*Recorded data:*

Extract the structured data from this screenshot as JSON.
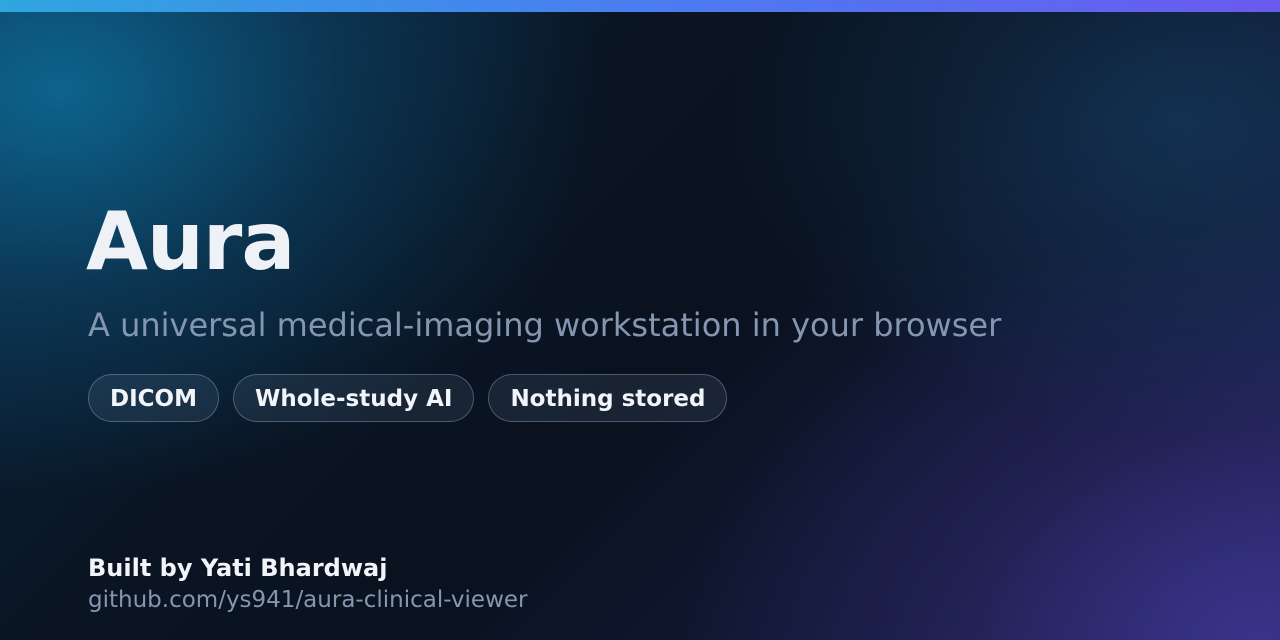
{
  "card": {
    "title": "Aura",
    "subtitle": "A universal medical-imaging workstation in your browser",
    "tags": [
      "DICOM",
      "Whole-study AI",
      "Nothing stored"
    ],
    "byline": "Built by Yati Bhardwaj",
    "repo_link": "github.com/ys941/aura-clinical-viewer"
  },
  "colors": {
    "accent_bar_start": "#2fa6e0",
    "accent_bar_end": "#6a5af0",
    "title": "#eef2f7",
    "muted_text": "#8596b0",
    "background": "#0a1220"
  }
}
--
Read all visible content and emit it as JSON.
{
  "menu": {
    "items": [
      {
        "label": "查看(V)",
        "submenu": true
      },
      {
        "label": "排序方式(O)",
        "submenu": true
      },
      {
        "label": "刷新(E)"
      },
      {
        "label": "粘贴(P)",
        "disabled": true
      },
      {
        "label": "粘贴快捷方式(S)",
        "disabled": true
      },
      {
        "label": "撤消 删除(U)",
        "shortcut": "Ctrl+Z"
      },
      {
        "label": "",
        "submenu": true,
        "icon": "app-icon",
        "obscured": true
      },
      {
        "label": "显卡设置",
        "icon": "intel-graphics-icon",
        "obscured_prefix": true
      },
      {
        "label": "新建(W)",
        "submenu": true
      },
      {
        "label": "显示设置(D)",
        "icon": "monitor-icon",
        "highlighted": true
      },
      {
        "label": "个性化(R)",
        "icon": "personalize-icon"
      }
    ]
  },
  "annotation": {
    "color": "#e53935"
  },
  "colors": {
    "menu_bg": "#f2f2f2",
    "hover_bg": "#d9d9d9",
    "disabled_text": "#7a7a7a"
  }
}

*Brief:* Scan the data above and copy every line with "label" in it.

*Result:*
        "label": "查看(V)",
        "label": "排序方式(O)",
        "label": "刷新(E)"
        "label": "粘贴(P)",
        "label": "粘贴快捷方式(S)",
        "label": "撤消 删除(U)",
        "label": "",
        "label": "显卡设置",
        "label": "新建(W)",
        "label": "显示设置(D)",
        "label": "个性化(R)",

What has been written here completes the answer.